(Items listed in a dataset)
━━━━━━━━━━━━━━━━━━━━
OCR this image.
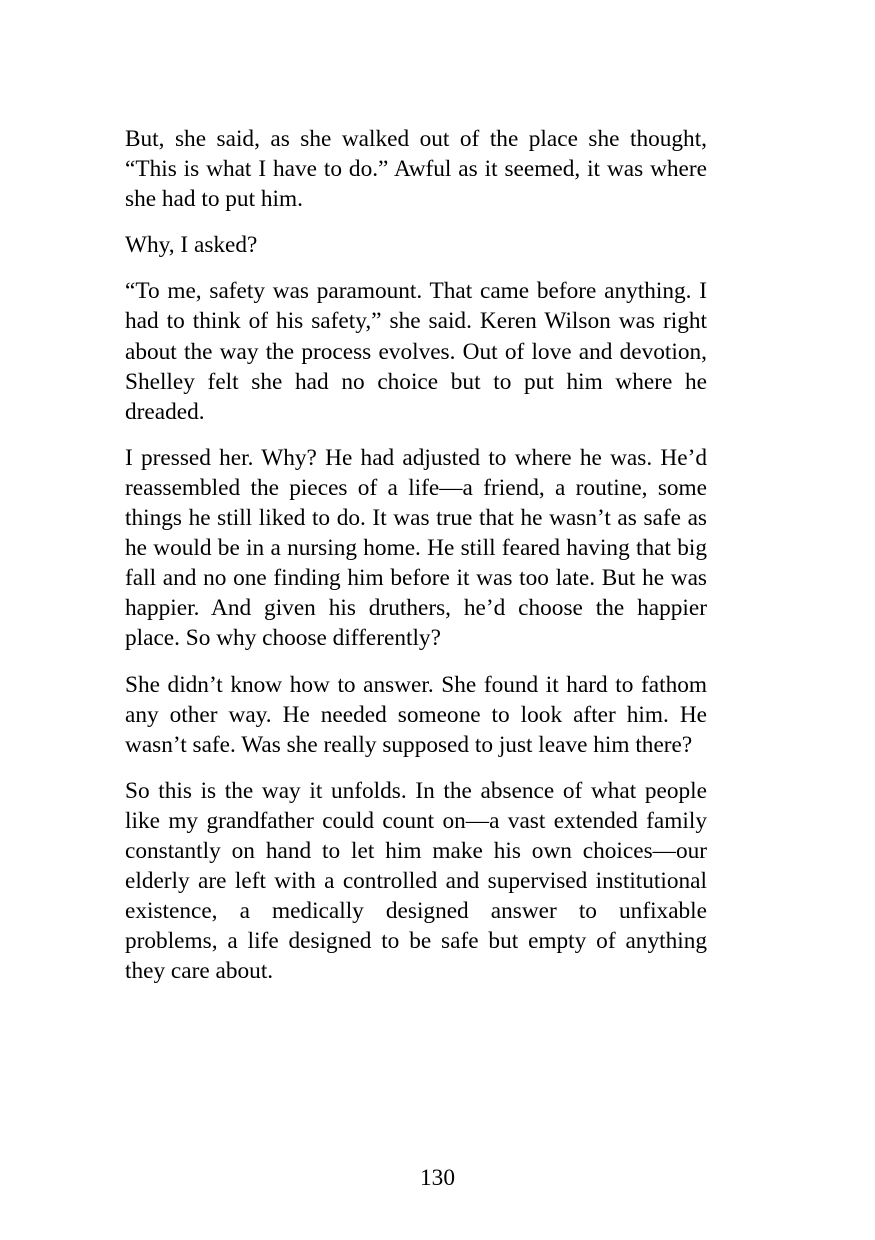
But, she said, as she walked out of the place she thought, “This is what I have to do.” Awful as it seemed, it was where she had to put him.

Why, I asked?

“To me, safety was paramount. That came before anything. I had to think of his safety,” she said. Keren Wilson was right about the way the process evolves. Out of love and devotion, Shelley felt she had no choice but to put him where he dreaded.

I pressed her. Why? He had adjusted to where he was. He’d reassembled the pieces of a life—a friend, a routine, some things he still liked to do. It was true that he wasn’t as safe as he would be in a nursing home. He still feared having that big fall and no one finding him before it was too late. But he was happier. And given his druthers, he’d choose the happier place. So why choose differently?

She didn’t know how to answer. She found it hard to fathom any other way. He needed someone to look after him. He wasn’t safe. Was she really supposed to just leave him there?

So this is the way it unfolds. In the absence of what people like my grandfather could count on—a vast extended family constantly on hand to let him make his own choices—our elderly are left with a controlled and supervised institutional existence, a medically designed answer to unfixable problems, a life designed to be safe but empty of anything they care about.

130
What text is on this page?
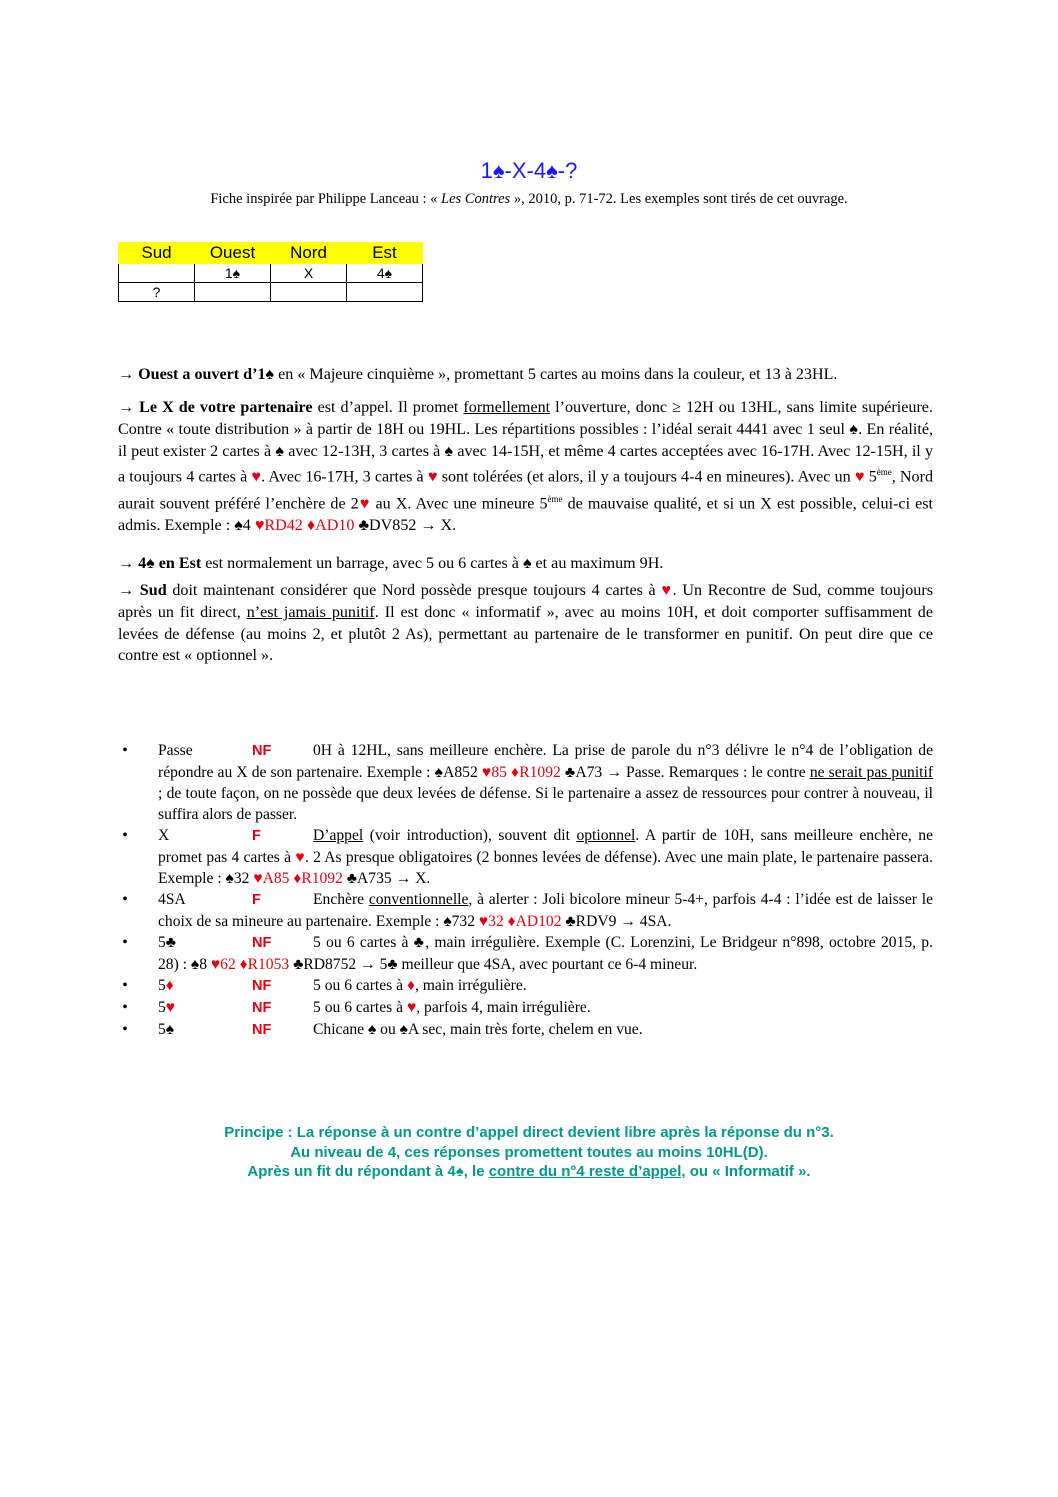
1♠-X-4♠-?
Fiche inspirée par Philippe Lanceau : « Les Contres », 2010, p. 71-72. Les exemples sont tirés de cet ouvrage.
Sud	Ouest	Nord	Est
	1♠	X	4♠
?			
→ Ouest a ouvert d’1♠ en « Majeure cinquième », promettant 5 cartes au moins dans la couleur, et 13 à 23HL.
→ Le X de votre partenaire est d’appel. Il promet formellement l’ouverture, donc ≥ 12H ou 13HL, sans limite supérieure. Contre « toute distribution » à partir de 18H ou 19HL. Les répartitions possibles : l’idéal serait 4441 avec 1 seul ♠. En réalité, il peut exister 2 cartes à ♠ avec 12-13H, 3 cartes à ♠ avec 14-15H, et même 4 cartes acceptées avec 16-17H. Avec 12-15H, il y a toujours 4 cartes à ♥. Avec 16-17H, 3 cartes à ♥ sont tolérées (et alors, il y a toujours 4-4 en mineures). Avec un ♥ 5ème, Nord aurait souvent préféré l’enchère de 2♥ au X. Avec une mineure 5ème de mauvaise qualité, et si un X est possible, celui-ci est admis. Exemple : ♠4 ♥RD42 ♦AD10 ♣DV852 → X.
→ 4♠ en Est est normalement un barrage, avec 5 ou 6 cartes à ♠ et au maximum 9H.
→ Sud doit maintenant considérer que Nord possède presque toujours 4 cartes à ♥. Un Recontre de Sud, comme toujours après un fit direct, n’est jamais punitif. Il est donc « informatif », avec au moins 10H, et doit comporter suffisamment de levées de défense (au moins 2, et plutôt 2 As), permettant au partenaire de le transformer en punitif. On peut dire que ce contre est « optionnel ».
• Passe	NF	0H à 12HL, sans meilleure enchère. La prise de parole du n°3 délivre le n°4 de l’obligation de répondre au X de son partenaire. Exemple : ♠A852 ♥85 ♦R1092 ♣A73 → Passe. Remarques : le contre ne serait pas punitif ; de toute façon, on ne possède que deux levées de défense. Si le partenaire a assez de ressources pour contrer à nouveau, il suffira alors de passer.
• X	F	D’appel (voir introduction), souvent dit optionnel. A partir de 10H, sans meilleure enchère, ne promet pas 4 cartes à ♥. 2 As presque obligatoires (2 bonnes levées de défense). Avec une main plate, le partenaire passera. Exemple : ♠32 ♥A85 ♦R1092 ♣A735 → X.
• 4SA	F	Enchère conventionnelle, à alerter : Joli bicolore mineur 5-4+, parfois 4-4 : l’idée est de laisser le choix de sa mineure au partenaire. Exemple : ♠732 ♥32 ♦AD102 ♣RDV9 → 4SA.
• 5♣	NF	5 ou 6 cartes à ♣, main irrégulière. Exemple (C. Lorenzini, Le Bridgeur n°898, octobre 2015, p. 28) : ♠8 ♥62 ♦R1053 ♣RD8752 → 5♣ meilleur que 4SA, avec pourtant ce 6-4 mineur.
• 5♦	NF	5 ou 6 cartes à ♦, main irrégulière.
• 5♥	NF	5 ou 6 cartes à ♥, parfois 4, main irrégulière.
• 5♠	NF	Chicane ♠ ou ♠A sec, main très forte, chelem en vue.
Principe : La réponse à un contre d’appel direct devient libre après la réponse du n°3.
Au niveau de 4, ces réponses promettent toutes au moins 10HL(D).
Après un fit du répondant à 4♠, le contre du n°4 reste d’appel, ou « Informatif ».
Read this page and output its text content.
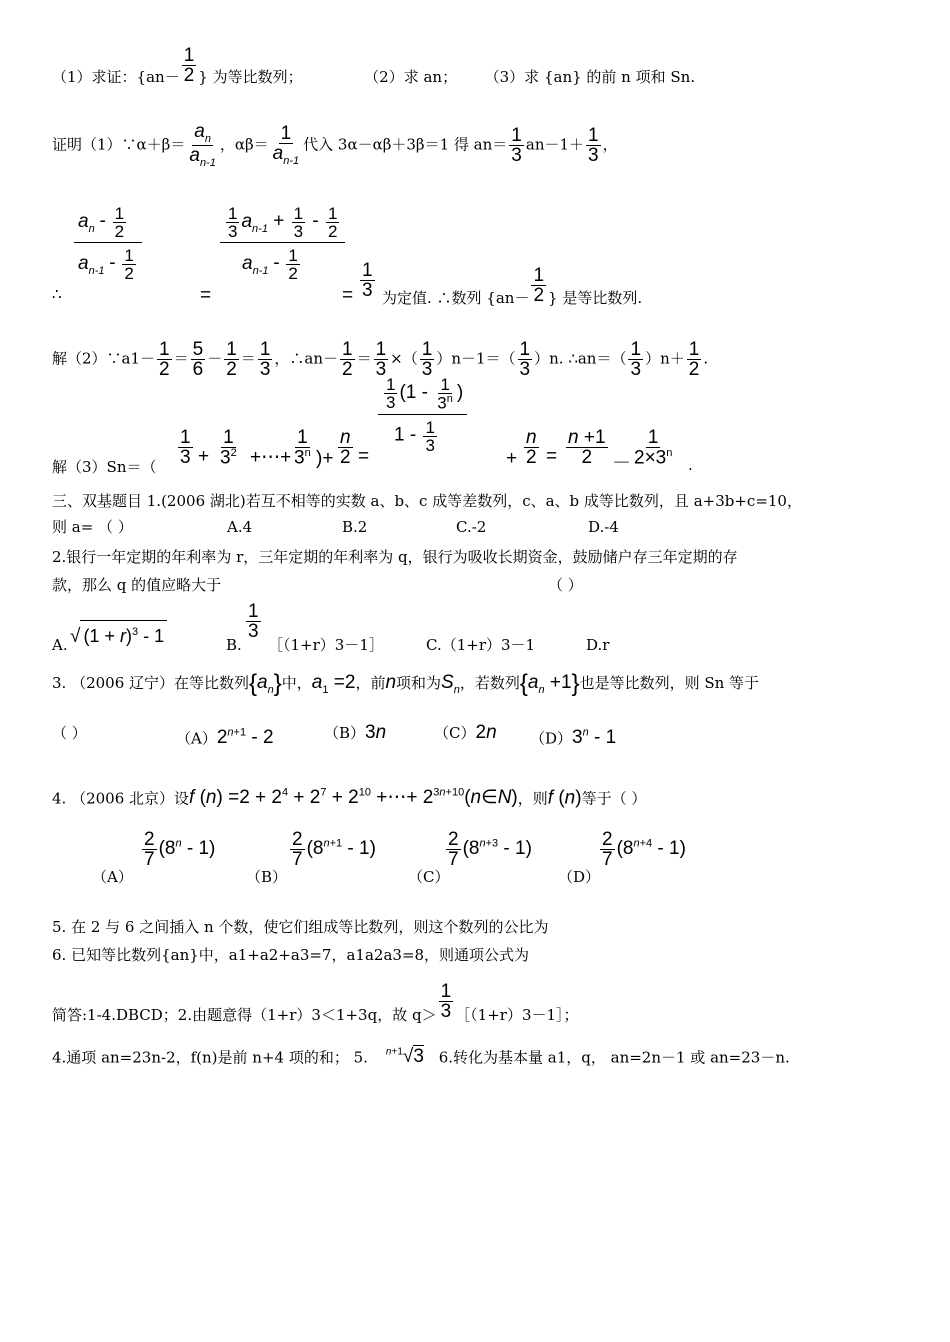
（1）求证：{$an- \frac{1}{2}$ } 为等比数列；	（2）求 an； （3）求 {an} 的前 n 项和 Sn.
证明（1）∵α＋β＝ $\frac{a_n}{a_{n-1}}$ ，$\alpha\beta= \frac{1}{a_{n-1}}$ 代入 3α－αβ＋3β＝1 得 $an= \frac{1}{3} an-1+ \frac{1}{3}$ ，
∴
$a_n - \frac{1}{2}$
$a_{n-1} - \frac{1}{2}$
=
$\frac{1}{3} a_{n-1} + \frac{1}{3} - \frac{1}{2}$
$a_{n-1} - \frac{1}{2}$
= $\frac{1}{3}$ 为定值. ∴数列 {$an- \frac{1}{2}$ } 是等比数列.
解（2）∵a1－ $\frac{1}{2} = \frac{5}{6} - \frac{1}{2} = \frac{1}{3}$ ，∴an－ $\frac{1}{2} = \frac{1}{3}$ ×（ $\frac{1}{3} )n-1=( \frac{1}{3} )n$. ∴an＝（ $\frac{1}{3} )n+ \frac{1}{2}$ .
解$(3)Sn=( \frac{1}{3} + \frac{1}{3^2}$ +⋯+ $\frac{1}{3^n}$ )+ $\frac{n}{2}$ =
$\frac{1}{3} (1 - \frac{1}{3^n}$ )
$1 - \frac{1}{3}$
+ $\frac{n}{2} = \frac{n +1}{2} - \frac{1}{2\times 3^n}$ .
三、双基题目 1.(2006 湖北)若互不相等的实数 a、b、c 成等差数列，c、a、b 成等比数列，且 a+3b+c=10，
则 a= （ ）	A.4	B.2	C.-2	D.-4
2.银行一年定期的年利率为 r，三年定期的年利率为 q，银行为吸收长期资金，鼓励储户存三年定期的存
款，那么 q 的值应略大于	（ ）
A. √ $(1 + r)^3 - 1$	B.
$\frac{1}{3}$
［（1+r）3－1］	C.（1+r）3－1	D.r
3. （2006 辽宁）在等比数列$\{a_n\}$中，$a_1 =2$，前n项和为$S_n$，若数列$\{a_n +1\}$也是等比数列，则 Sn 等于
（ ）	$(A)2^{n+1} - 2$	（B）3n	（C）2n （D）3$^n$ - 1
4. （2006 北京）设f $(n) =2 + 2^4 + 2^7 + 2^{10}$ +⋯+ $2^{3n+10}(n\in N)$，则f (n)等于（ ）
（A）
$\frac{2}{7} (8^n - 1)$
（B）
$\frac{2}{7} (8^{n+1} - 1)$
（C）
$\frac{2}{7} (8^{n+3} - 1)$
（D）
$\frac{2}{7} (8^{n+4} - 1)$
5. 在 2 与 6 之间插入 n 个数，使它们组成等比数列，则这个数列的公比为
6. 已知等比数列{an}中，a1+a2+a3=7，a1a2a3=8，则通项公式为
简答:1-4.DBCD；2.由题意得（1+r）3＜1+3q，故 $q> \frac{1}{3}$ ［（1+r）3－1］；
4.通项 an=23n-2，f(n)是前 n+4 项的和； 5. $^{n+1}$√3 6.转化为基本量 a1，q， an=2n－1 或 an=23－n.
━━━━━━━━━━━━━━━━━━━━
## [Exercise directions]
Give every line above again exactly, with no pictures.

## [Answer to the problem]
OCR this image.
But, she said, as she walked out of the place she thought, “This is what I have to do.” Awful as it seemed, it was where she had to put him.

Why, I asked?

“To me, safety was paramount. That came before anything. I had to think of his safety,” she said. Keren Wilson was right about the way the process evolves. Out of love and devotion, Shelley felt she had no choice but to put him where he dreaded.

I pressed her. Why? He had adjusted to where he was. He’d reassembled the pieces of a life—a friend, a routine, some things he still liked to do. It was true that he wasn’t as safe as he would be in a nursing home. He still feared having that big fall and no one finding him before it was too late. But he was happier. And given his druthers, he’d choose the happier place. So why choose differently?

She didn’t know how to answer. She found it hard to fathom any other way. He needed someone to look after him. He wasn’t safe. Was she really supposed to just leave him there?

So this is the way it unfolds. In the absence of what people like my grandfather could count on—a vast extended family constantly on hand to let him make his own choices—our elderly are left with a controlled and supervised institutional existence, a medically designed answer to unfixable problems, a life designed to be safe but empty of anything they care about.

130
What text is on this page?
1♠-X-4♠-?
Fiche inspirée par Philippe Lanceau : « Les Contres », 2010, p. 71-72. Les exemples sont tirés de cet ouvrage.
Sud	Ouest	Nord	Est
	1♠	X	4♠
?			
→ Ouest a ouvert d’1♠ en « Majeure cinquième », promettant 5 cartes au moins dans la couleur, et 13 à 23HL.
→ Le X de votre partenaire est d’appel. Il promet formellement l’ouverture, donc ≥ 12H ou 13HL, sans limite supérieure. Contre « toute distribution » à partir de 18H ou 19HL. Les répartitions possibles : l’idéal serait 4441 avec 1 seul ♠. En réalité, il peut exister 2 cartes à ♠ avec 12-13H, 3 cartes à ♠ avec 14-15H, et même 4 cartes acceptées avec 16-17H. Avec 12-15H, il y a toujours 4 cartes à ♥. Avec 16-17H, 3 cartes à ♥ sont tolérées (et alors, il y a toujours 4-4 en mineures). Avec un ♥ 5ème, Nord aurait souvent préféré l’enchère de 2♥ au X. Avec une mineure 5ème de mauvaise qualité, et si un X est possible, celui-ci est admis. Exemple : ♠4 ♥RD42 ♦AD10 ♣DV852 → X.
→ 4♠ en Est est normalement un barrage, avec 5 ou 6 cartes à ♠ et au maximum 9H.
→ Sud doit maintenant considérer que Nord possède presque toujours 4 cartes à ♥. Un Recontre de Sud, comme toujours après un fit direct, n’est jamais punitif. Il est donc « informatif », avec au moins 10H, et doit comporter suffisamment de levées de défense (au moins 2, et plutôt 2 As), permettant au partenaire de le transformer en punitif. On peut dire que ce contre est « optionnel ».
• Passe	NF	0H à 12HL, sans meilleure enchère. La prise de parole du n°3 délivre le n°4 de l’obligation de répondre au X de son partenaire. Exemple : ♠A852 ♥85 ♦R1092 ♣A73 → Passe. Remarques : le contre ne serait pas punitif ; de toute façon, on ne possède que deux levées de défense. Si le partenaire a assez de ressources pour contrer à nouveau, il suffira alors de passer.
• X	F	D’appel (voir introduction), souvent dit optionnel. A partir de 10H, sans meilleure enchère, ne promet pas 4 cartes à ♥. 2 As presque obligatoires (2 bonnes levées de défense). Avec une main plate, le partenaire passera. Exemple : ♠32 ♥A85 ♦R1092 ♣A735 → X.
• 4SA	F	Enchère conventionnelle, à alerter : Joli bicolore mineur 5-4+, parfois 4-4 : l’idée est de laisser le choix de sa mineure au partenaire. Exemple : ♠732 ♥32 ♦AD102 ♣RDV9 → 4SA.
• 5♣	NF	5 ou 6 cartes à ♣, main irrégulière. Exemple (C. Lorenzini, Le Bridgeur n°898, octobre 2015, p. 28) : ♠8 ♥62 ♦R1053 ♣RD8752 → 5♣ meilleur que 4SA, avec pourtant ce 6-4 mineur.
• 5♦	NF	5 ou 6 cartes à ♦, main irrégulière.
• 5♥	NF	5 ou 6 cartes à ♥, parfois 4, main irrégulière.
• 5♠	NF	Chicane ♠ ou ♠A sec, main très forte, chelem en vue.
Principe : La réponse à un contre d’appel direct devient libre après la réponse du n°3.
Au niveau de 4, ces réponses promettent toutes au moins 10HL(D).
Après un fit du répondant à 4♠, le contre du n°4 reste d’appel, ou « Informatif ».
Read this page and output its text content.
（1）求证：{$an- \frac{1}{2}$ } 为等比数列；	（2）求 an； （3）求 {an} 的前 n 项和 Sn.
证明（1）∵α＋β＝ $\frac{a_n}{a_{n-1}}$ ，$\alpha\beta= \frac{1}{a_{n-1}}$ 代入 3α－αβ＋3β＝1 得 $an= \frac{1}{3} an-1+ \frac{1}{3}$ ，
∴
$a_n - \frac{1}{2}$
$a_{n-1} - \frac{1}{2}$
=
$\frac{1}{3} a_{n-1} + \frac{1}{3} - \frac{1}{2}$
$a_{n-1} - \frac{1}{2}$
= $\frac{1}{3}$ 为定值. ∴数列 {$an- \frac{1}{2}$ } 是等比数列.
解（2）∵a1－ $\frac{1}{2} = \frac{5}{6} - \frac{1}{2} = \frac{1}{3}$ ，∴an－ $\frac{1}{2} = \frac{1}{3}$ ×（ $\frac{1}{3} )n-1=( \frac{1}{3} )n$. ∴an＝（ $\frac{1}{3} )n+ \frac{1}{2}$ .
解$(3)Sn=( \frac{1}{3} + \frac{1}{3^2}$ +⋯+ $\frac{1}{3^n}$ )+ $\frac{n}{2}$ =
$\frac{1}{3} (1 - \frac{1}{3^n}$ )
$1 - \frac{1}{3}$
+ $\frac{n}{2} = \frac{n +1}{2} - \frac{1}{2\times 3^n}$ .
三、双基题目 1.(2006 湖北)若互不相等的实数 a、b、c 成等差数列，c、a、b 成等比数列，且 a+3b+c=10，
则 a= （ ）	A.4	B.2	C.-2	D.-4
2.银行一年定期的年利率为 r，三年定期的年利率为 q，银行为吸收长期资金，鼓励储户存三年定期的存
款，那么 q 的值应略大于	（ ）
A. √ $(1 + r)^3 - 1$	B.
$\frac{1}{3}$
［（1+r）3－1］	C.（1+r）3－1	D.r
3. （2006 辽宁）在等比数列$\{a_n\}$中，$a_1 =2$，前n项和为$S_n$，若数列$\{a_n +1\}$也是等比数列，则 Sn 等于
（ ）	$(A)2^{n+1} - 2$	（B）3n	（C）2n （D）3$^n$ - 1
4. （2006 北京）设f $(n) =2 + 2^4 + 2^7 + 2^{10}$ +⋯+ $2^{3n+10}(n\in N)$，则f (n)等于（ ）
（A）
$\frac{2}{7} (8^n - 1)$
（B）
$\frac{2}{7} (8^{n+1} - 1)$
（C）
$\frac{2}{7} (8^{n+3} - 1)$
（D）
$\frac{2}{7} (8^{n+4} - 1)$
5. 在 2 与 6 之间插入 n 个数，使它们组成等比数列，则这个数列的公比为
6. 已知等比数列{an}中，a1+a2+a3=7，a1a2a3=8，则通项公式为
简答:1-4.DBCD；2.由题意得（1+r）3＜1+3q，故 $q> \frac{1}{3}$ ［（1+r）3－1］；
4.通项 an=23n-2，f(n)是前 n+4 项的和； 5. $^{n+1}$√3 6.转化为基本量 a1，q， an=2n－1 或 an=23－n.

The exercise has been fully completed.